TASK REQUIREMENTS: Extract each line of the records below that contains the word "xlabel".

Begin EXERCISE MATERIALS

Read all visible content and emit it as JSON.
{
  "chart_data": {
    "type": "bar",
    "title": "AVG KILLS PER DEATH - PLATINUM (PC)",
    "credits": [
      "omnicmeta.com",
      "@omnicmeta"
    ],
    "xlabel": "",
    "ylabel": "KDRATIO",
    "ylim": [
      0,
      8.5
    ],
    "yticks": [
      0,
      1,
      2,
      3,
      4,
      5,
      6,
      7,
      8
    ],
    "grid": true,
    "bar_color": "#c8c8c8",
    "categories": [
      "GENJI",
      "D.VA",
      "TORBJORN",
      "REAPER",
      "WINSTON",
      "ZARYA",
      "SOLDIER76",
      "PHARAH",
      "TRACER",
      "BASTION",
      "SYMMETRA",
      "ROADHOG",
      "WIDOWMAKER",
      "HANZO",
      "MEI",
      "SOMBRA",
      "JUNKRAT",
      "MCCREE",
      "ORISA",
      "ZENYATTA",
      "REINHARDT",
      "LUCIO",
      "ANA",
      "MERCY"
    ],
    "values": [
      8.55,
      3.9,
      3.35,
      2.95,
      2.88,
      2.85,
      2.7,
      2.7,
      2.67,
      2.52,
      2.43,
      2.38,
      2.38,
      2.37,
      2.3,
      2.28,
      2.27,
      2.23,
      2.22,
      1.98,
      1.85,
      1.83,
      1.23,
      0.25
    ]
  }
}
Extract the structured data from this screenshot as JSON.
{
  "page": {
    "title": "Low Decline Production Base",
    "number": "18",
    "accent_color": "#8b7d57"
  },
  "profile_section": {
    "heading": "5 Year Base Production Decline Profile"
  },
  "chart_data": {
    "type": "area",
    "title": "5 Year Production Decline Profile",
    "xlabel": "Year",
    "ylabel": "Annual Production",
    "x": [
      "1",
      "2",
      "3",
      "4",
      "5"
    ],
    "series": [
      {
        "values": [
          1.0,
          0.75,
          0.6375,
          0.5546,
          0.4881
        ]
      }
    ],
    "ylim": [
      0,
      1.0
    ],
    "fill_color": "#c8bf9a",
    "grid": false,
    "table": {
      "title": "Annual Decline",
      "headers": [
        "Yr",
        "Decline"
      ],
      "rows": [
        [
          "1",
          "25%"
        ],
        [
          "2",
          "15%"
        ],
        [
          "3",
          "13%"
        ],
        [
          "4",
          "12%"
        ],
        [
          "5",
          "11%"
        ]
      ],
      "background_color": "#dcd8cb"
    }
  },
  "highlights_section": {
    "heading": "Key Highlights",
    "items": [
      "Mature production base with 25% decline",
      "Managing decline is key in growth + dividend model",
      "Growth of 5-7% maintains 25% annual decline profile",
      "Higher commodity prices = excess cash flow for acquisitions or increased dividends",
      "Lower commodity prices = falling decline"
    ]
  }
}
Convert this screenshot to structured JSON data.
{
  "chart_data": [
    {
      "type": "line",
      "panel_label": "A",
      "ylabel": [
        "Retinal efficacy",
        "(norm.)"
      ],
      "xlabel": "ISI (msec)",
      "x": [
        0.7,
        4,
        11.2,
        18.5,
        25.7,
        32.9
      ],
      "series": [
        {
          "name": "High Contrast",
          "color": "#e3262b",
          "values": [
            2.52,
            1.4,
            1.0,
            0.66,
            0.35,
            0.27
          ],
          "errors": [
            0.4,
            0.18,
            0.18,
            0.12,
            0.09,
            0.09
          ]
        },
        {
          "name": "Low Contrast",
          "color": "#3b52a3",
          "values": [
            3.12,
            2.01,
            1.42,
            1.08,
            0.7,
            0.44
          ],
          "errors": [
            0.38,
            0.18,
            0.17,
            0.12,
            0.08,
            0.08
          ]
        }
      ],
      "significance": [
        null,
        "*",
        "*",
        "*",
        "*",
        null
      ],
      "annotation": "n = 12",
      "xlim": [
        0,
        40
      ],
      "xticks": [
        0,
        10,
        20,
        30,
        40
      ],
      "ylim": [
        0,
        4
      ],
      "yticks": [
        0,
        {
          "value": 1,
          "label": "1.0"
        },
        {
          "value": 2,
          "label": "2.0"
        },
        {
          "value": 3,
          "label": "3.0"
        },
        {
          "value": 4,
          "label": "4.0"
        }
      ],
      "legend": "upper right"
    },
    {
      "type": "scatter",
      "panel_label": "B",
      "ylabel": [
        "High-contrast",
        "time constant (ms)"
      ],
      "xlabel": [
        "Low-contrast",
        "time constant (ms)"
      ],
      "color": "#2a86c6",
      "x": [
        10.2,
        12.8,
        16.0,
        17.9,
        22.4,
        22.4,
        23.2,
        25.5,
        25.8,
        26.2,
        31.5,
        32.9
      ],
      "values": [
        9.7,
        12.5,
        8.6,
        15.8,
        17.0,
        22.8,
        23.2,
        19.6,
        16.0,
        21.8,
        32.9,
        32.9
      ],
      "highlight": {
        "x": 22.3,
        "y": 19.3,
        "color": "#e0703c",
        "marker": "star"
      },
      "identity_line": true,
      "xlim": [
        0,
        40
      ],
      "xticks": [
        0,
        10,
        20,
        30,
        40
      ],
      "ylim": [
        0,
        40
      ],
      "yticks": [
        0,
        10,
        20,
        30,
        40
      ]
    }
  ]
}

End EXERCISE MATERIALS

TASK ANSWER:
    "xlabel": "",
    "xlabel": "Year",
      "xlabel": "ISI (msec)",
      "xlabel": [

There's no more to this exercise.